→ **Problem to solve**: Using the material that follows, identify and copy each line with the string "Register".

→ **Data in this exercise**:
*****

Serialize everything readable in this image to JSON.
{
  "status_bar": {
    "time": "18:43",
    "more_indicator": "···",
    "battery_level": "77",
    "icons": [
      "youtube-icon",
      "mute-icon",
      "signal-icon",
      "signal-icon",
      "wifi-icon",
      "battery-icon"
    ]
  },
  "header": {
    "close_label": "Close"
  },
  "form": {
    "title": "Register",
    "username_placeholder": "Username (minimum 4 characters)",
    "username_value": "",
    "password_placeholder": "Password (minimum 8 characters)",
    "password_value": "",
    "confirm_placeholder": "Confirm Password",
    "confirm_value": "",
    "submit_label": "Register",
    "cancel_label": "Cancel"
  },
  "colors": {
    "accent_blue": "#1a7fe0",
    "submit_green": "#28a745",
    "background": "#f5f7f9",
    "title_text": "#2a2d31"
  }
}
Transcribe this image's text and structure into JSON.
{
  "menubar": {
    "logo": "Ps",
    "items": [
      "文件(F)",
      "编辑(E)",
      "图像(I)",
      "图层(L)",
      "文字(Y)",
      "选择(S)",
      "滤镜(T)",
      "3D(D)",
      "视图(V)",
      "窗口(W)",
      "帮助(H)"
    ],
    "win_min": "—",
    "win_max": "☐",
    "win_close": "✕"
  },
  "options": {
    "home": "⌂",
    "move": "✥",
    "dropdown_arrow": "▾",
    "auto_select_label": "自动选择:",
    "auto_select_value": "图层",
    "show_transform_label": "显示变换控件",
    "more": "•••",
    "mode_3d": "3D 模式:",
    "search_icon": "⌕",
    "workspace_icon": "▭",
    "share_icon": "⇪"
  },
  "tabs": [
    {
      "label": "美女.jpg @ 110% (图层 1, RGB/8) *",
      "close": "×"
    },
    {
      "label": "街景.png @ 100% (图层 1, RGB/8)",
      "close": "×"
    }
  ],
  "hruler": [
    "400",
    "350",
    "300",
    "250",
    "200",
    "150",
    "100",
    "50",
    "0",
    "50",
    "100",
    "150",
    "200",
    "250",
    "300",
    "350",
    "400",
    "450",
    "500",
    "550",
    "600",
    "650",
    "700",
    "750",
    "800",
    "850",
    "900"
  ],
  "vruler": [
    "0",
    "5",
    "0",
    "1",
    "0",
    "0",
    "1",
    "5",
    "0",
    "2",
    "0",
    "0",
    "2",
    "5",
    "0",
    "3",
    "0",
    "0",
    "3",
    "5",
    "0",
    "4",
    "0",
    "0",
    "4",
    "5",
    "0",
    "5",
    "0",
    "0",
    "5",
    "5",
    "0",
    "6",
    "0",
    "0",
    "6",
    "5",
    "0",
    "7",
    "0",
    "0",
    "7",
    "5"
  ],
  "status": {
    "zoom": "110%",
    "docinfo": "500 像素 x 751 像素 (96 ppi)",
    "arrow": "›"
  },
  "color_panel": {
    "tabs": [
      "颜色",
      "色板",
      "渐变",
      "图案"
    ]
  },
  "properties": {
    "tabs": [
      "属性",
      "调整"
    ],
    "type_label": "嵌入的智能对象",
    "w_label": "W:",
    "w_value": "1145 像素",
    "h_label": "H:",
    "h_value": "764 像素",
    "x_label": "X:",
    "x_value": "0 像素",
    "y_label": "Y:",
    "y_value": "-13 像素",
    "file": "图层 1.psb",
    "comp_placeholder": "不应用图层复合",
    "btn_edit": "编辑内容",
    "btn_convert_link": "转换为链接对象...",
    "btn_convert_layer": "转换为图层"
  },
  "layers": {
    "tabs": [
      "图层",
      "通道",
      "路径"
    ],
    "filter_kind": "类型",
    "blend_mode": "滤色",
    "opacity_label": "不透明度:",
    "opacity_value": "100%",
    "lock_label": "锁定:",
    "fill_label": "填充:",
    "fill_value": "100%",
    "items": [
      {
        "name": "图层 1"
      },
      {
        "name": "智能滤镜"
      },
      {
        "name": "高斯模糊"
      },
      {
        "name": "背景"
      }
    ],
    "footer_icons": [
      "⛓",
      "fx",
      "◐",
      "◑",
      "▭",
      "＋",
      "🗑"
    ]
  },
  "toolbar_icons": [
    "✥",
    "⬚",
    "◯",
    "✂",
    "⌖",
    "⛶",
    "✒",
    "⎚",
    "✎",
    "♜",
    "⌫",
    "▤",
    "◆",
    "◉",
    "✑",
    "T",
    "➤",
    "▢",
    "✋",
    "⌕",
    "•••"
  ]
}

*****

→ **Reply to the exercise**:
    "title": "Register",
    "submit_label": "Register",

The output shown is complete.